> [EXERCISE GOAL] List each line of the data that holds the string "Virala".

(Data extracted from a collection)
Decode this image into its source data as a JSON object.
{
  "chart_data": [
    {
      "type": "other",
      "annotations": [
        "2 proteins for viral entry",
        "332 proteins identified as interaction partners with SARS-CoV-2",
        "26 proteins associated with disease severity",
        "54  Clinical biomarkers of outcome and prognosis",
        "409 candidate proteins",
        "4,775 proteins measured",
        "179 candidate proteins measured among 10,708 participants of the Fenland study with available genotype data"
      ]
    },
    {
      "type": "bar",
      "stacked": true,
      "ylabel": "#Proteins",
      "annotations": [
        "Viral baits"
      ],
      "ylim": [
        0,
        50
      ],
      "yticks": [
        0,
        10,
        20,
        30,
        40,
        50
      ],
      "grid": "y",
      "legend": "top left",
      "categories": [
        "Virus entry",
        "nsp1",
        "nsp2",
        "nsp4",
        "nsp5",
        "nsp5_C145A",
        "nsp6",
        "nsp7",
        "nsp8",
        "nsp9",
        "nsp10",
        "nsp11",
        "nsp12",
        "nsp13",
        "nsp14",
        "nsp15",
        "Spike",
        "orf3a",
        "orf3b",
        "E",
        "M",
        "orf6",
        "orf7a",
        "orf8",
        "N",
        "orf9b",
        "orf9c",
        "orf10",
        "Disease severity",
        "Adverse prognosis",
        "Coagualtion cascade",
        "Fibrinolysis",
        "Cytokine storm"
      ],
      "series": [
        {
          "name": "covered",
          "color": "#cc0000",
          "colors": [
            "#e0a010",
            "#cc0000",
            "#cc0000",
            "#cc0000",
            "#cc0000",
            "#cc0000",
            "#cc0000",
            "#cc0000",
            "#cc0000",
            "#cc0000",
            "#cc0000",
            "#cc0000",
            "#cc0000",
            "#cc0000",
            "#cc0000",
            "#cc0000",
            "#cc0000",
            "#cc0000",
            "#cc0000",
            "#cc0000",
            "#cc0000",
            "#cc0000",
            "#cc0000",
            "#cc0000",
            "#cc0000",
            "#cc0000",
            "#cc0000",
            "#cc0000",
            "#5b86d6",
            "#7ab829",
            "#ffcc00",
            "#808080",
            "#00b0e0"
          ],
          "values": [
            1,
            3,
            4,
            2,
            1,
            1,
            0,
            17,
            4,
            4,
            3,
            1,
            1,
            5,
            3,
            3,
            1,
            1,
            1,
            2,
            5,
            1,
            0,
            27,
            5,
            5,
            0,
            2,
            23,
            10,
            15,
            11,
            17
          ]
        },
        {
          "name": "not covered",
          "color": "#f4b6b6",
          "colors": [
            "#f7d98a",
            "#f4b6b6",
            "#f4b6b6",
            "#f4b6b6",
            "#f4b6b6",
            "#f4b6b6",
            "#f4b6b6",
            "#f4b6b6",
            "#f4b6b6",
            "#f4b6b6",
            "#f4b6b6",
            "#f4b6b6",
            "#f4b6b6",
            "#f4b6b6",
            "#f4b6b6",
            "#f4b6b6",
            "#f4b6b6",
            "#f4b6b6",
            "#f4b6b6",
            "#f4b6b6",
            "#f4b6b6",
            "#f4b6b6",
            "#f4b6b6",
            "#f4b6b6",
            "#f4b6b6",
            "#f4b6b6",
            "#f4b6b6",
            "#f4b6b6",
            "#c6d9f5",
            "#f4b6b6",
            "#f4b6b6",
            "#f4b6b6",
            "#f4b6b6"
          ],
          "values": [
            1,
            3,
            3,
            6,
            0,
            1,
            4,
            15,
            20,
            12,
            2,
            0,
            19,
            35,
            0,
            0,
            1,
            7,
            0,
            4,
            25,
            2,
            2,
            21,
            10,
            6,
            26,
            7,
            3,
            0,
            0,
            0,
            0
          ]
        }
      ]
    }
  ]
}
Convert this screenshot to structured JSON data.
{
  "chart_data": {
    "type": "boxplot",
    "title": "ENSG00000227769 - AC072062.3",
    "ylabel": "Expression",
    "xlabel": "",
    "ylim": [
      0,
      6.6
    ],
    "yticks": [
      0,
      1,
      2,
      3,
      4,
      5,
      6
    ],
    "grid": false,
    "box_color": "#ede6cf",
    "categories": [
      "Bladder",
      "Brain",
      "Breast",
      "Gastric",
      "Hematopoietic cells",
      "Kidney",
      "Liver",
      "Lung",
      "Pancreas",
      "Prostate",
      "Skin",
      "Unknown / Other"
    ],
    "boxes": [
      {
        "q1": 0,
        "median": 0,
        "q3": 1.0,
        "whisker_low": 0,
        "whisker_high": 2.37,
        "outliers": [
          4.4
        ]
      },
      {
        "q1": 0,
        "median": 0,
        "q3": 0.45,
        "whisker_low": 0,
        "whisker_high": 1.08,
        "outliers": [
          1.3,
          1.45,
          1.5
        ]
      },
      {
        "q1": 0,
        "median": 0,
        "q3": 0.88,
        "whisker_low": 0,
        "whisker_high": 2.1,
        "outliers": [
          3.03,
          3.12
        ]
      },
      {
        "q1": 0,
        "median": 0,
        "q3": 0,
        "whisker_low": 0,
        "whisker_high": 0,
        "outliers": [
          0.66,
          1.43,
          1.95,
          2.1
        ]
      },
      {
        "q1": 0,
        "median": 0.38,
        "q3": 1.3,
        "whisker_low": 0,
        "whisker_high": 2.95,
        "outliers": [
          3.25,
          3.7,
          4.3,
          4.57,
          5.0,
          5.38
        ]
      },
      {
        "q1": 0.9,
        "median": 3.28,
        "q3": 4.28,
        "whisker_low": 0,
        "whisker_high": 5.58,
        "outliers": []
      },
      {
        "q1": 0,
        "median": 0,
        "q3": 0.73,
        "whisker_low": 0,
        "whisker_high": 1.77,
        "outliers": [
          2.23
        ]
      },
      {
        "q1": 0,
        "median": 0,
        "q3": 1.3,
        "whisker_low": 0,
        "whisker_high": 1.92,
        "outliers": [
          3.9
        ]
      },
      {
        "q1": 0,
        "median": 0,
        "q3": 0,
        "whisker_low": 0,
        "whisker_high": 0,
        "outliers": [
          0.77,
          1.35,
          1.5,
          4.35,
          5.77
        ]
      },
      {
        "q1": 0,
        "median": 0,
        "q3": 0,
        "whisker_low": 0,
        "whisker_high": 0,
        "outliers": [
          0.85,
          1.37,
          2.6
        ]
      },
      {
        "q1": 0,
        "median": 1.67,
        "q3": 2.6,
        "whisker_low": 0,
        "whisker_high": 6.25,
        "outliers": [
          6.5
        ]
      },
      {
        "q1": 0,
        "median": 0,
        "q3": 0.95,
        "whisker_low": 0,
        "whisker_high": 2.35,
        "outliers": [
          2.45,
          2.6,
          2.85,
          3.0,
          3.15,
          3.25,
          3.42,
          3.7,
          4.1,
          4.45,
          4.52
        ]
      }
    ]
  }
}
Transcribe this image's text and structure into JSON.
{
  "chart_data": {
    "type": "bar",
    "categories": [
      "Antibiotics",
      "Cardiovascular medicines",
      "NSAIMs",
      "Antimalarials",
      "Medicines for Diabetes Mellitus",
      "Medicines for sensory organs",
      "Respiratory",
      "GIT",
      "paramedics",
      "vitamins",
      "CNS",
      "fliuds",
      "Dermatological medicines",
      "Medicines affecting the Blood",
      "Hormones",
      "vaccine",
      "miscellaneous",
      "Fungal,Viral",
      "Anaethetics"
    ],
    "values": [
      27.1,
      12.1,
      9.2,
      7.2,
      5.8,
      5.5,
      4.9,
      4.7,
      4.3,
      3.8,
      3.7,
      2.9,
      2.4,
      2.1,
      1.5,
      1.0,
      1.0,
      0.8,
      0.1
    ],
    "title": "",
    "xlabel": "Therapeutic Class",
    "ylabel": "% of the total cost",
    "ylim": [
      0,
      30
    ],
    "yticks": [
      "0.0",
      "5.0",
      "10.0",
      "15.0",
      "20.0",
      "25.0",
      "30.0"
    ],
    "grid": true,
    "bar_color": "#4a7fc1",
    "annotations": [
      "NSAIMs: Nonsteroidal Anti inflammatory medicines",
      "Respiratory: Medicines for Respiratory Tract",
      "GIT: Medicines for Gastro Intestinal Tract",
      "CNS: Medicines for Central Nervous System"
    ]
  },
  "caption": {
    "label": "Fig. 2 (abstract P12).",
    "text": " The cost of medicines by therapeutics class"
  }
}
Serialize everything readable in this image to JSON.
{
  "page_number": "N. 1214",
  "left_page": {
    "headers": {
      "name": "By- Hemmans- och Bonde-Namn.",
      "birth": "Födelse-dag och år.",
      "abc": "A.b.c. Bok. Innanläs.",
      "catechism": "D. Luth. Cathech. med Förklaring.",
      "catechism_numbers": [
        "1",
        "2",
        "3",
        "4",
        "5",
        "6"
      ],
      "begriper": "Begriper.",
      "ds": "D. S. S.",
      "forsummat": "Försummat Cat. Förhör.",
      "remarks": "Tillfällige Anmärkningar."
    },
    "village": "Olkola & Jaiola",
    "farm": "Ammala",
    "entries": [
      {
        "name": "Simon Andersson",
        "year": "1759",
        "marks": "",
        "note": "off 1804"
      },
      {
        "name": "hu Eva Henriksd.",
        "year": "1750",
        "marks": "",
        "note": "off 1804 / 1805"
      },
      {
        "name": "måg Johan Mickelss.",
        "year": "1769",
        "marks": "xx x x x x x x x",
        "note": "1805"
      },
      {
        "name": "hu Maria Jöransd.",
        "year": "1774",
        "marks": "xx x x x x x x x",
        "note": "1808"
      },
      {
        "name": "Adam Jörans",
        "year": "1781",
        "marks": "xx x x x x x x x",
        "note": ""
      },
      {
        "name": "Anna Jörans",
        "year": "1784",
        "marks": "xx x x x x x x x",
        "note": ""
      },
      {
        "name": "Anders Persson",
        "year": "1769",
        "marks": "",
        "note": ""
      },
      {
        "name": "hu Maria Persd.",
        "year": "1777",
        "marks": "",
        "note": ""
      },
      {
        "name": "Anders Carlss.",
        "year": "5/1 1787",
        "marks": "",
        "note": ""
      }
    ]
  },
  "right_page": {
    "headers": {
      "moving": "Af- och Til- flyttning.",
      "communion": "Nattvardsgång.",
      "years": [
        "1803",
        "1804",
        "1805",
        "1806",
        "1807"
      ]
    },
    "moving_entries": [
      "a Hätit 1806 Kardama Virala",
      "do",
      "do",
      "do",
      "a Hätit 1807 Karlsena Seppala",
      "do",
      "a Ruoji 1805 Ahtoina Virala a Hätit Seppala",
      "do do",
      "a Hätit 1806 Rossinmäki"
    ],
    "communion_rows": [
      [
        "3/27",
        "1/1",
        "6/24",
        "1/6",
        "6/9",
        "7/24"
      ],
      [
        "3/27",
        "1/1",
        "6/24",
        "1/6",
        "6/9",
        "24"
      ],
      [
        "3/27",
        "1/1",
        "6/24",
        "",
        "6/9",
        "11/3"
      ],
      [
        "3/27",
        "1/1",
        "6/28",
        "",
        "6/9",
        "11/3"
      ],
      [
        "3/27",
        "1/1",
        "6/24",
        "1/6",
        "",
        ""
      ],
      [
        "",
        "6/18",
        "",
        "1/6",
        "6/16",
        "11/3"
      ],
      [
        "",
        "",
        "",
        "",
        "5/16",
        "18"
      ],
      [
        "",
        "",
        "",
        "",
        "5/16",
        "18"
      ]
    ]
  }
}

> [ANSWER TO THE PROBLEM]
      "a Hätit 1806 Kardama Virala",
      "a Ruoji 1805 Ahtoina Virala a Hätit Seppala",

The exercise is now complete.